▶ OBJECTIVE
All entries must be repeated exactly; do not include the pictures.

Entries from a visual dataset:
● ● ● ●

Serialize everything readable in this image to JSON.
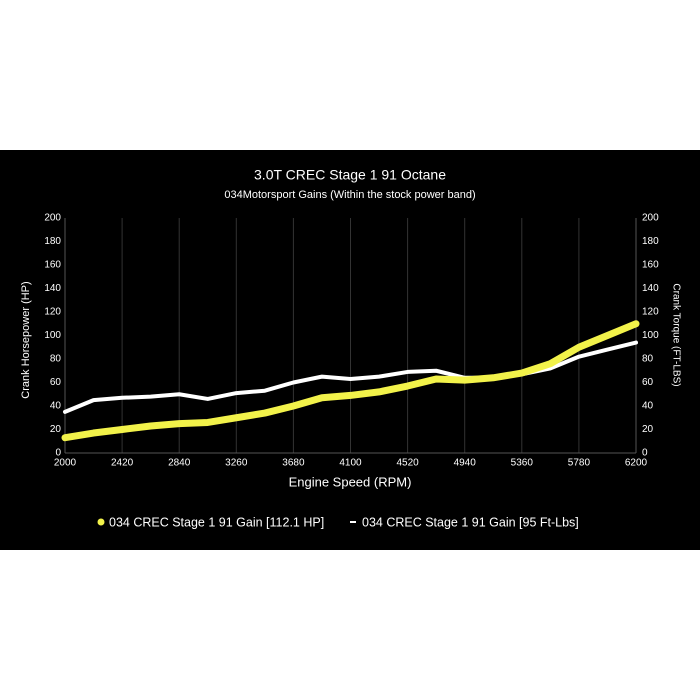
{
  "chart_data": {
    "type": "line",
    "title": "3.0T CREC Stage 1 91 Octane",
    "subtitle": "034Motorsport Gains (Within the stock power band)",
    "x_label": "Engine Speed (RPM)",
    "y_label": "Crank Horsepower (HP)",
    "y2_label": "Crank Torque (FT-LBS)",
    "x": [
      2000,
      2210,
      2420,
      2630,
      2840,
      3050,
      3260,
      3470,
      3680,
      3890,
      4100,
      4310,
      4520,
      4730,
      4940,
      5150,
      5360,
      5570,
      5780,
      5990,
      6200
    ],
    "series": [
      {
        "name": "034 CREC Stage 1 91 Gain [112.1 HP]",
        "color": "#f2f24a",
        "values": [
          13,
          17,
          20,
          23,
          25,
          26,
          30,
          34,
          40,
          47,
          49,
          52,
          57,
          63,
          62,
          64,
          68,
          76,
          90,
          100,
          110
        ]
      },
      {
        "name": "034 CREC Stage 1 91 Gain [95 Ft-Lbs]",
        "color": "#ffffff",
        "axis": "y2",
        "values": [
          35,
          45,
          47,
          48,
          50,
          46,
          51,
          53,
          60,
          65,
          63,
          65,
          69,
          70,
          64,
          64,
          67,
          72,
          82,
          88,
          94
        ]
      }
    ],
    "xlim": [
      2000,
      6200
    ],
    "xticks": [
      2000,
      2420,
      2840,
      3260,
      3680,
      4100,
      4520,
      4940,
      5360,
      5780,
      6200
    ],
    "ylim": [
      0,
      200
    ],
    "yticks": [
      0,
      20,
      40,
      60,
      80,
      100,
      120,
      140,
      160,
      180,
      200
    ],
    "y2lim": [
      0,
      200
    ],
    "y2ticks": [
      0,
      20,
      40,
      60,
      80,
      100,
      120,
      140,
      160,
      180,
      200
    ],
    "grid": true
  }
}
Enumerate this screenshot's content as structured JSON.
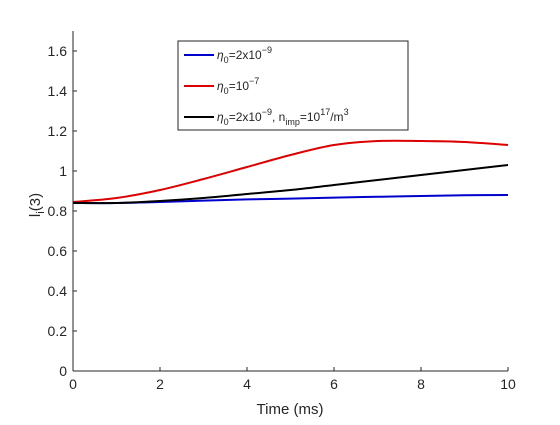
{
  "chart_data": {
    "type": "line",
    "xlabel": "Time (ms)",
    "ylabel": "l_i(3)",
    "xlim": [
      0,
      10
    ],
    "ylim": [
      0,
      1.7
    ],
    "xticks": [
      0,
      2,
      4,
      6,
      8,
      10
    ],
    "yticks": [
      0,
      0.2,
      0.4,
      0.6,
      0.8,
      1,
      1.2,
      1.4,
      1.6
    ],
    "xtick_labels": [
      "0",
      "2",
      "4",
      "6",
      "8",
      "10"
    ],
    "ytick_labels": [
      "0",
      "0.2",
      "0.4",
      "0.6",
      "0.8",
      "1",
      "1.2",
      "1.4",
      "1.6"
    ],
    "grid": false,
    "legend_position": "top-center",
    "series": [
      {
        "name": "η0=2x10^-9",
        "color": "#0000cc",
        "x": [
          0,
          1,
          2,
          3,
          4,
          5,
          6,
          7,
          8,
          9,
          10
        ],
        "values": [
          0.84,
          0.84,
          0.845,
          0.852,
          0.858,
          0.862,
          0.867,
          0.871,
          0.875,
          0.879,
          0.88
        ]
      },
      {
        "name": "η0=10^-7",
        "color": "#dd0000",
        "x": [
          0,
          1,
          2,
          3,
          4,
          5,
          6,
          7,
          8,
          9,
          10
        ],
        "values": [
          0.845,
          0.865,
          0.905,
          0.96,
          1.02,
          1.08,
          1.13,
          1.15,
          1.15,
          1.145,
          1.13
        ]
      },
      {
        "name": "η0=2x10^-9, nimp=10^17/m^3",
        "color": "#000000",
        "x": [
          0,
          1,
          2,
          3,
          4,
          5,
          6,
          7,
          8,
          9,
          10
        ],
        "values": [
          0.84,
          0.84,
          0.85,
          0.865,
          0.885,
          0.905,
          0.93,
          0.955,
          0.98,
          1.005,
          1.03
        ]
      }
    ]
  }
}
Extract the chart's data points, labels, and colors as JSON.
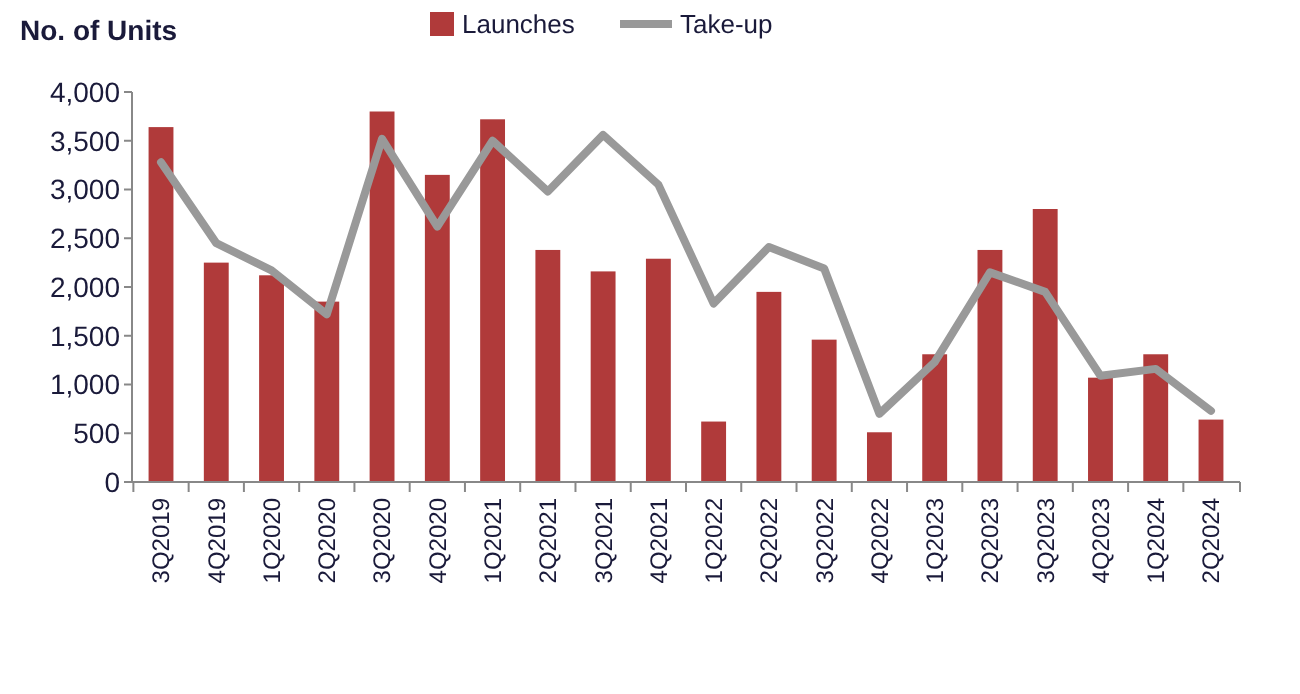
{
  "chart_data": {
    "type": "bar",
    "title": "No. of Units",
    "categories": [
      "3Q2019",
      "4Q2019",
      "1Q2020",
      "2Q2020",
      "3Q2020",
      "4Q2020",
      "1Q2021",
      "2Q2021",
      "3Q2021",
      "4Q2021",
      "1Q2022",
      "2Q2022",
      "3Q2022",
      "4Q2022",
      "1Q2023",
      "2Q2023",
      "3Q2023",
      "4Q2023",
      "1Q2024",
      "2Q2024"
    ],
    "series": [
      {
        "name": "Launches",
        "color": "#b03a3a",
        "values": [
          3640,
          2250,
          2120,
          1850,
          3800,
          3150,
          3720,
          2380,
          2160,
          2290,
          620,
          1950,
          1460,
          510,
          1310,
          2380,
          2800,
          1070,
          1310,
          640
        ]
      },
      {
        "name": "Take-up",
        "type": "line",
        "color": "#999999",
        "values": [
          3280,
          2450,
          2170,
          1720,
          3520,
          2620,
          3500,
          2980,
          3560,
          3050,
          1830,
          2410,
          2190,
          700,
          1230,
          2150,
          1950,
          1090,
          1160,
          730
        ]
      }
    ],
    "ylim": [
      0,
      4000
    ],
    "yticks": [
      {
        "value": 0,
        "label": "0"
      },
      {
        "value": 500,
        "label": "500"
      },
      {
        "value": 1000,
        "label": "1,000"
      },
      {
        "value": 1500,
        "label": "1,500"
      },
      {
        "value": 2000,
        "label": "2,000"
      },
      {
        "value": 2500,
        "label": "2,500"
      },
      {
        "value": 3000,
        "label": "3,000"
      },
      {
        "value": 3500,
        "label": "3,500"
      },
      {
        "value": 4000,
        "label": "4,000"
      }
    ],
    "legend": "top",
    "grid": false,
    "marker": "none"
  }
}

● ● ● ●

▶ ANSWER FOR THE TASK
Serialize everything readable in this image to JSON.
{
  "chart_data": {
    "type": "line",
    "title": "3.0T CREC Stage 1 91 Octane",
    "subtitle": "034Motorsport Gains (Within the stock power band)",
    "x_label": "Engine Speed (RPM)",
    "y_label": "Crank Horsepower (HP)",
    "y2_label": "Crank Torque (FT-LBS)",
    "x": [
      2000,
      2210,
      2420,
      2630,
      2840,
      3050,
      3260,
      3470,
      3680,
      3890,
      4100,
      4310,
      4520,
      4730,
      4940,
      5150,
      5360,
      5570,
      5780,
      5990,
      6200
    ],
    "series": [
      {
        "name": "034 CREC Stage 1 91 Gain [112.1 HP]",
        "color": "#f2f24a",
        "values": [
          13,
          17,
          20,
          23,
          25,
          26,
          30,
          34,
          40,
          47,
          49,
          52,
          57,
          63,
          62,
          64,
          68,
          76,
          90,
          100,
          110
        ]
      },
      {
        "name": "034 CREC Stage 1 91 Gain [95 Ft-Lbs]",
        "color": "#ffffff",
        "axis": "y2",
        "values": [
          35,
          45,
          47,
          48,
          50,
          46,
          51,
          53,
          60,
          65,
          63,
          65,
          69,
          70,
          64,
          64,
          67,
          72,
          82,
          88,
          94
        ]
      }
    ],
    "xlim": [
      2000,
      6200
    ],
    "xticks": [
      2000,
      2420,
      2840,
      3260,
      3680,
      4100,
      4520,
      4940,
      5360,
      5780,
      6200
    ],
    "ylim": [
      0,
      200
    ],
    "yticks": [
      0,
      20,
      40,
      60,
      80,
      100,
      120,
      140,
      160,
      180,
      200
    ],
    "y2lim": [
      0,
      200
    ],
    "y2ticks": [
      0,
      20,
      40,
      60,
      80,
      100,
      120,
      140,
      160,
      180,
      200
    ],
    "grid": true
  }
}
Enumerate this screenshot's content as structured JSON.
{
  "chart_data": {
    "type": "line",
    "xlabel": "Time (ms)",
    "ylabel": "l_i(3)",
    "xlim": [
      0,
      10
    ],
    "ylim": [
      0,
      1.7
    ],
    "xticks": [
      0,
      2,
      4,
      6,
      8,
      10
    ],
    "yticks": [
      0,
      0.2,
      0.4,
      0.6,
      0.8,
      1,
      1.2,
      1.4,
      1.6
    ],
    "xtick_labels": [
      "0",
      "2",
      "4",
      "6",
      "8",
      "10"
    ],
    "ytick_labels": [
      "0",
      "0.2",
      "0.4",
      "0.6",
      "0.8",
      "1",
      "1.2",
      "1.4",
      "1.6"
    ],
    "grid": false,
    "legend_position": "top-center",
    "series": [
      {
        "name": "η0=2x10^-9",
        "color": "#0000cc",
        "x": [
          0,
          1,
          2,
          3,
          4,
          5,
          6,
          7,
          8,
          9,
          10
        ],
        "values": [
          0.84,
          0.84,
          0.845,
          0.852,
          0.858,
          0.862,
          0.867,
          0.871,
          0.875,
          0.879,
          0.88
        ]
      },
      {
        "name": "η0=10^-7",
        "color": "#dd0000",
        "x": [
          0,
          1,
          2,
          3,
          4,
          5,
          6,
          7,
          8,
          9,
          10
        ],
        "values": [
          0.845,
          0.865,
          0.905,
          0.96,
          1.02,
          1.08,
          1.13,
          1.15,
          1.15,
          1.145,
          1.13
        ]
      },
      {
        "name": "η0=2x10^-9, nimp=10^17/m^3",
        "color": "#000000",
        "x": [
          0,
          1,
          2,
          3,
          4,
          5,
          6,
          7,
          8,
          9,
          10
        ],
        "values": [
          0.84,
          0.84,
          0.85,
          0.865,
          0.885,
          0.905,
          0.93,
          0.955,
          0.98,
          1.005,
          1.03
        ]
      }
    ]
  }
}
Extract the chart's data points, labels, and colors as JSON.
{
  "chart_data": {
    "type": "bar",
    "title": "No. of Units",
    "categories": [
      "3Q2019",
      "4Q2019",
      "1Q2020",
      "2Q2020",
      "3Q2020",
      "4Q2020",
      "1Q2021",
      "2Q2021",
      "3Q2021",
      "4Q2021",
      "1Q2022",
      "2Q2022",
      "3Q2022",
      "4Q2022",
      "1Q2023",
      "2Q2023",
      "3Q2023",
      "4Q2023",
      "1Q2024",
      "2Q2024"
    ],
    "series": [
      {
        "name": "Launches",
        "color": "#b03a3a",
        "values": [
          3640,
          2250,
          2120,
          1850,
          3800,
          3150,
          3720,
          2380,
          2160,
          2290,
          620,
          1950,
          1460,
          510,
          1310,
          2380,
          2800,
          1070,
          1310,
          640
        ]
      },
      {
        "name": "Take-up",
        "type": "line",
        "color": "#999999",
        "values": [
          3280,
          2450,
          2170,
          1720,
          3520,
          2620,
          3500,
          2980,
          3560,
          3050,
          1830,
          2410,
          2190,
          700,
          1230,
          2150,
          1950,
          1090,
          1160,
          730
        ]
      }
    ],
    "ylim": [
      0,
      4000
    ],
    "yticks": [
      {
        "value": 0,
        "label": "0"
      },
      {
        "value": 500,
        "label": "500"
      },
      {
        "value": 1000,
        "label": "1,000"
      },
      {
        "value": 1500,
        "label": "1,500"
      },
      {
        "value": 2000,
        "label": "2,000"
      },
      {
        "value": 2500,
        "label": "2,500"
      },
      {
        "value": 3000,
        "label": "3,000"
      },
      {
        "value": 3500,
        "label": "3,500"
      },
      {
        "value": 4000,
        "label": "4,000"
      }
    ],
    "legend": "top",
    "grid": false,
    "marker": "none"
  }
}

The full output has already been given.